::: Records for the task :::
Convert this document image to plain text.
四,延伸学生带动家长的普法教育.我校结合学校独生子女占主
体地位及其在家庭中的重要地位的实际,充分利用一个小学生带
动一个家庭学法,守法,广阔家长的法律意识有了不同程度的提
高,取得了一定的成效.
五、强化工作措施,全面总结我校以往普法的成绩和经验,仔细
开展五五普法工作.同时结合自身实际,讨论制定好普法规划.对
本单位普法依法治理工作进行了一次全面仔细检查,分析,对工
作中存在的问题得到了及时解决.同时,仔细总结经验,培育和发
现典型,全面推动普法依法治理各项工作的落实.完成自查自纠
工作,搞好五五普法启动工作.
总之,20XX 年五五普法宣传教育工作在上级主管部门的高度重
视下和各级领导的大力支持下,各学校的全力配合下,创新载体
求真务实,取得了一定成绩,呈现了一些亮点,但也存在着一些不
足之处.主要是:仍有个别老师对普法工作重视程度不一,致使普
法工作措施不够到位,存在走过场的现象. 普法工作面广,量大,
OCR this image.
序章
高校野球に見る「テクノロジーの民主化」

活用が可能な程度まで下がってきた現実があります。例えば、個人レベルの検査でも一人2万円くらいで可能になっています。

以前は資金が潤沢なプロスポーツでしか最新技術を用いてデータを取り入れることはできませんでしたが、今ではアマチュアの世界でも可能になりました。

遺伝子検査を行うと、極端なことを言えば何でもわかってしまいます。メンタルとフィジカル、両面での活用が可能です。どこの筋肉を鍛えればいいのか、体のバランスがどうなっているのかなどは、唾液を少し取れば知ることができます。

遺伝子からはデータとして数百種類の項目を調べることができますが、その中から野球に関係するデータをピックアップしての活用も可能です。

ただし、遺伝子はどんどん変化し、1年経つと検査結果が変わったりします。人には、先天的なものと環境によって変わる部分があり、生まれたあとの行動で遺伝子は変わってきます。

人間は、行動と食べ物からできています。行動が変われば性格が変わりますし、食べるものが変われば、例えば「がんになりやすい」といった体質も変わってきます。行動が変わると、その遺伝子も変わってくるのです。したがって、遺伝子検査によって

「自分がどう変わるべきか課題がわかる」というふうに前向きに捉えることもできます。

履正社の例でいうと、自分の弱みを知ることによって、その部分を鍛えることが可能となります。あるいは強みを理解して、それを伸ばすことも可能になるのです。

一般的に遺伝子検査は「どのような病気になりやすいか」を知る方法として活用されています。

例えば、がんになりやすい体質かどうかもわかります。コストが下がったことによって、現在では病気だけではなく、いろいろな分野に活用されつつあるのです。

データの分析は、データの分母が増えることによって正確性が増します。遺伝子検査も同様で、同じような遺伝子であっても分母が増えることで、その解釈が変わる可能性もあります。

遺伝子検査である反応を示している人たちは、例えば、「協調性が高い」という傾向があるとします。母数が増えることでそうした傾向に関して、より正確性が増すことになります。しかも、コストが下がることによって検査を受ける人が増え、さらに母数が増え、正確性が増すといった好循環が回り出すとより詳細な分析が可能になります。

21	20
:::
**The request:** Copy all lines of the listing above that contain the string "this".

**Full answer:**
Convert this document image to plain text.
OCR this image.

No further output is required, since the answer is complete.